TASK PROMPT
Please render the records as a Markdown table with columns "Row" and "Line", from the first line of the records through the line containing "settings-gear-icon[interactable]: [221, 177, 238, 198]", both included. List only those lines, one per row, and skip any blank lines.

DATA SECTION

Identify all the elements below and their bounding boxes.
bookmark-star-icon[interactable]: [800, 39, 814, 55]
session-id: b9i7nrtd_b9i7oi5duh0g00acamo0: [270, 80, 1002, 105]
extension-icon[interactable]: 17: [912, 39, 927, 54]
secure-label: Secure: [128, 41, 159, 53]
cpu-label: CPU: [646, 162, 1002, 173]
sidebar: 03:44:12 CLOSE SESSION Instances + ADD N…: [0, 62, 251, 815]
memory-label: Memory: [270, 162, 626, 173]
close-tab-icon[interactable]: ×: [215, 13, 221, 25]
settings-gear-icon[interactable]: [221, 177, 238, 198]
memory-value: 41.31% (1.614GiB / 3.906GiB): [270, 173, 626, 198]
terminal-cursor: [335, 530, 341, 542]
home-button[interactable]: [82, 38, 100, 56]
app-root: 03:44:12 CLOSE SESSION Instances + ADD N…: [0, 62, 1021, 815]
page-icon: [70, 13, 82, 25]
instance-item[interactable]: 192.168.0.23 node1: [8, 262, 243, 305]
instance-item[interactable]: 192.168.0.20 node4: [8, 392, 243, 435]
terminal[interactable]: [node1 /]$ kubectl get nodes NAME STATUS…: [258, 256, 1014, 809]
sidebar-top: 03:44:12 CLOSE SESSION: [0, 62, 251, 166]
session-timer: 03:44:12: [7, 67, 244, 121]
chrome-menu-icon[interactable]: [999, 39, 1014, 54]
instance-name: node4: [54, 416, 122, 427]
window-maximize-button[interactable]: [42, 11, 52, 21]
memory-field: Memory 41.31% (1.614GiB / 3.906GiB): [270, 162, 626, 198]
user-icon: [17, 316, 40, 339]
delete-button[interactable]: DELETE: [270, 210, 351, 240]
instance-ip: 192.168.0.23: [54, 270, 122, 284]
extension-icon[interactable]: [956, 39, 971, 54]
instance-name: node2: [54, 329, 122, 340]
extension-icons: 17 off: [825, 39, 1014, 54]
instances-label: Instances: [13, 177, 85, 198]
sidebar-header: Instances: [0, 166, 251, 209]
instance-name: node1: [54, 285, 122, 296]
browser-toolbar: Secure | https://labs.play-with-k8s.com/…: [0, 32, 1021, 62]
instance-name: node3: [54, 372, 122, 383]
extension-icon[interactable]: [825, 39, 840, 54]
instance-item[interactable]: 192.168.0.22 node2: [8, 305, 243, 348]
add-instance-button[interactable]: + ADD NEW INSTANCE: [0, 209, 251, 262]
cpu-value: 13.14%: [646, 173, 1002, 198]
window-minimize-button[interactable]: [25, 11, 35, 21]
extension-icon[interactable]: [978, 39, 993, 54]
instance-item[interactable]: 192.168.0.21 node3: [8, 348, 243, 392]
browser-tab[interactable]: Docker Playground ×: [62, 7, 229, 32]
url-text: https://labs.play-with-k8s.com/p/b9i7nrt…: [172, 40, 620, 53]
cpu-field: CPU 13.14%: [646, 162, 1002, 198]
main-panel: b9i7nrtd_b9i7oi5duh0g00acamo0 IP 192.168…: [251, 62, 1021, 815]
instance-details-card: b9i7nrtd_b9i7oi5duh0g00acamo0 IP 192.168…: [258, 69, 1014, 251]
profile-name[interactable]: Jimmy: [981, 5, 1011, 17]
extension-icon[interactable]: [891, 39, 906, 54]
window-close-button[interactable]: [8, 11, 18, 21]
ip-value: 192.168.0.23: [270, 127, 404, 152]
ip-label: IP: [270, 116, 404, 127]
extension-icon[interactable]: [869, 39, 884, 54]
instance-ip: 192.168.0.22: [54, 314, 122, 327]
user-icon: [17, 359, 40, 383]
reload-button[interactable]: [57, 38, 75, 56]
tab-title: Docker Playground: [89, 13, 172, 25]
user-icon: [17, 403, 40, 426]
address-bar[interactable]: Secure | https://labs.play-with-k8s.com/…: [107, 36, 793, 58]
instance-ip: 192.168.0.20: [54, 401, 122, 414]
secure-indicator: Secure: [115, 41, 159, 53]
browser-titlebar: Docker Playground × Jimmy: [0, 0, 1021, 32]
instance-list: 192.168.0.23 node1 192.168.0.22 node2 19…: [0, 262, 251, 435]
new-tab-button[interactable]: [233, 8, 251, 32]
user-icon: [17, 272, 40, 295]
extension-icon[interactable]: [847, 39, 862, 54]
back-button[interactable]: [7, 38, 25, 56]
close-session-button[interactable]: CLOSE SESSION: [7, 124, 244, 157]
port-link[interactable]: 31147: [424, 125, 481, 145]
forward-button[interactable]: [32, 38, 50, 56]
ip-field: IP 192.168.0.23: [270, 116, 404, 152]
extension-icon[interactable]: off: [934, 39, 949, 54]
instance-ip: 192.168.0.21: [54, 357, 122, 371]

SOLUTION BELOW
| Row | Line |
|---|---|
| 1 | Identify all the elements below and their bounding boxes. |
| 2 | bookmark-star-icon[interactable]: [800, 39, 814, 55] |
| 3 | session-id: b9i7nrtd_b9i7oi5duh0g00acamo0: [270, 80, 1002, 105] |
| 4 | extension-icon[interactable]: 17: [912, 39, 927, 54] |
| 5 | secure-label: Secure: [128, 41, 159, 53] |
| 6 | cpu-label: CPU: [646, 162, 1002, 173] |
| 7 | sidebar: 03:44:12 CLOSE SESSION Instances + ADD N…: [0, 62, 251, 815] |
| 8 | memory-label: Memory: [270, 162, 626, 173] |
| 9 | close-tab-icon[interactable]: ×: [215, 13, 221, 25] |
| 10 | settings-gear-icon[interactable]: [221, 177, 238, 198] |